WRITTEN EXERCISE: Convert the listing below, from its first line through the line containing "legend: red. Luftdruck", into a Markdown table with the columns No. and Entry. Number each row and leave out blank lines.
## Start PROVIDED ENTRIES
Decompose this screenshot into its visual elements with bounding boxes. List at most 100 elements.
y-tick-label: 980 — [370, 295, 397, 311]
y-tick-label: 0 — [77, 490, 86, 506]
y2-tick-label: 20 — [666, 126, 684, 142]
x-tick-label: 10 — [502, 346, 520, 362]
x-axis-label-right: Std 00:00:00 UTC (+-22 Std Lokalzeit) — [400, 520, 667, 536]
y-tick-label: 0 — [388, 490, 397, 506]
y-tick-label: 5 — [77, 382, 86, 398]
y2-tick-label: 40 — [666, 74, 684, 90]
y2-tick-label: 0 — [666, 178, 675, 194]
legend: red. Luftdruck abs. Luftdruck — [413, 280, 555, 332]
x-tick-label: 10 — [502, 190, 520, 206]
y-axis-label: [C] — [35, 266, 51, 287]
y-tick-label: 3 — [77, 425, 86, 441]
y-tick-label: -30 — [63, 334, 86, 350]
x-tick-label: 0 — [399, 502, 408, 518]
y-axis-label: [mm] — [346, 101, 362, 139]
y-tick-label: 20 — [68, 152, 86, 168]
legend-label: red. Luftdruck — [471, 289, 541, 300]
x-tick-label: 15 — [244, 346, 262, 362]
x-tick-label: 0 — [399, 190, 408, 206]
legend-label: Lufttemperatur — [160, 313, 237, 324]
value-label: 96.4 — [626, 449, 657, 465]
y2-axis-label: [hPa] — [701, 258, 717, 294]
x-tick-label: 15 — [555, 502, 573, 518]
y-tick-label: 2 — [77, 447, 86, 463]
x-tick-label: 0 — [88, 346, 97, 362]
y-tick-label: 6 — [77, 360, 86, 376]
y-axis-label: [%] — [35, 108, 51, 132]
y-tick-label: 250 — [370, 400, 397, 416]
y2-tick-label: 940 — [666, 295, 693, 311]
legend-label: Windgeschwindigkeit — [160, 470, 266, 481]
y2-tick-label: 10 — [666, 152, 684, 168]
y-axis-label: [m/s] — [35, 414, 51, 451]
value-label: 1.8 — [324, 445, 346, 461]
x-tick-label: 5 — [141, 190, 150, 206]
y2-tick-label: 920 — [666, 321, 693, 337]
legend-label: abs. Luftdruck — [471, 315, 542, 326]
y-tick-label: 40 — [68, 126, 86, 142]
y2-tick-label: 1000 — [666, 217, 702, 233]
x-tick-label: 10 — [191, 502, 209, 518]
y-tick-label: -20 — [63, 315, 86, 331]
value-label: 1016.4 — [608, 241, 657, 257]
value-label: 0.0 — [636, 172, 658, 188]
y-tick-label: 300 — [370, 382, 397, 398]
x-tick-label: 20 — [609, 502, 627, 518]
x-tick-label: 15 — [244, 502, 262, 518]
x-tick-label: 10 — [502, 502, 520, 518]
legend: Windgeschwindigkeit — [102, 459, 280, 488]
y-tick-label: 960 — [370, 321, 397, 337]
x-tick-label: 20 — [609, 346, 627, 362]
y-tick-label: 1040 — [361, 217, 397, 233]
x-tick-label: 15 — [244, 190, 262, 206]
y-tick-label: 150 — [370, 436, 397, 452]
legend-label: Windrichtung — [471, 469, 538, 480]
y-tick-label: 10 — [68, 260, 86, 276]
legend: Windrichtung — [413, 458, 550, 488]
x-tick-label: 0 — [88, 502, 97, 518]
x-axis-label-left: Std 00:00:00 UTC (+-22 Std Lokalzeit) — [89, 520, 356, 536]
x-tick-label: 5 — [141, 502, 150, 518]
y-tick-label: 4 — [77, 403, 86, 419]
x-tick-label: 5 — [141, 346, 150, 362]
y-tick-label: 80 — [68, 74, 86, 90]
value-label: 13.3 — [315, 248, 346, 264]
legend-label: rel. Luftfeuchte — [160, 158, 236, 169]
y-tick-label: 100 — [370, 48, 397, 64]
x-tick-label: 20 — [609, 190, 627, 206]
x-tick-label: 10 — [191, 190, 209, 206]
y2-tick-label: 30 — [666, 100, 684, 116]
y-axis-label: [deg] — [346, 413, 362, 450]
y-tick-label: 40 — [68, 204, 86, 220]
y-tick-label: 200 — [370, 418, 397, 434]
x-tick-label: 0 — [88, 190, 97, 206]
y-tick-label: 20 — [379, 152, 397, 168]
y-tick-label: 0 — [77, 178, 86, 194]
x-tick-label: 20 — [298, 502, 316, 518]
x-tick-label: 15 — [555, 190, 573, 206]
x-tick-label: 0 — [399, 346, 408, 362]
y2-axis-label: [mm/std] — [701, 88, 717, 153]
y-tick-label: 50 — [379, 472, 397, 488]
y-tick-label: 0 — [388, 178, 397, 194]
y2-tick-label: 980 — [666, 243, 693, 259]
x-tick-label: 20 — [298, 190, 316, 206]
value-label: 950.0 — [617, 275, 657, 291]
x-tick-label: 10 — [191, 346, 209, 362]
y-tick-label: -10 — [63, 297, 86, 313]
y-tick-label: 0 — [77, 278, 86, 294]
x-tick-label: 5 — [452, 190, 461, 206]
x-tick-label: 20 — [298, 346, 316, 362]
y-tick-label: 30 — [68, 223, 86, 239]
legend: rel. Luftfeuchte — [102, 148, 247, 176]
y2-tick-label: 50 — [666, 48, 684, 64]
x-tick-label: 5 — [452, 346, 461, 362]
## End PROVIDED ENTRIES
SOLUTION BELOW:
| No. | Entry |
|---|---|
| 1 | Decompose this screenshot into its visual elements with bounding boxes. List at most 100 elements. |
| 2 | y-tick-label: 980 — [370, 295, 397, 311] |
| 3 | y-tick-label: 0 — [77, 490, 86, 506] |
| 4 | y2-tick-label: 20 — [666, 126, 684, 142] |
| 5 | x-tick-label: 10 — [502, 346, 520, 362] |
| 6 | x-axis-label-right: Std 00:00:00 UTC (+-22 Std Lokalzeit) — [400, 520, 667, 536] |
| 7 | y-tick-label: 0 — [388, 490, 397, 506] |
| 8 | y-tick-label: 5 — [77, 382, 86, 398] |
| 9 | y2-tick-label: 40 — [666, 74, 684, 90] |
| 10 | y2-tick-label: 0 — [666, 178, 675, 194] |
| 11 | legend: red. Luftdruck abs. Luftdruck — [413, 280, 555, 332] |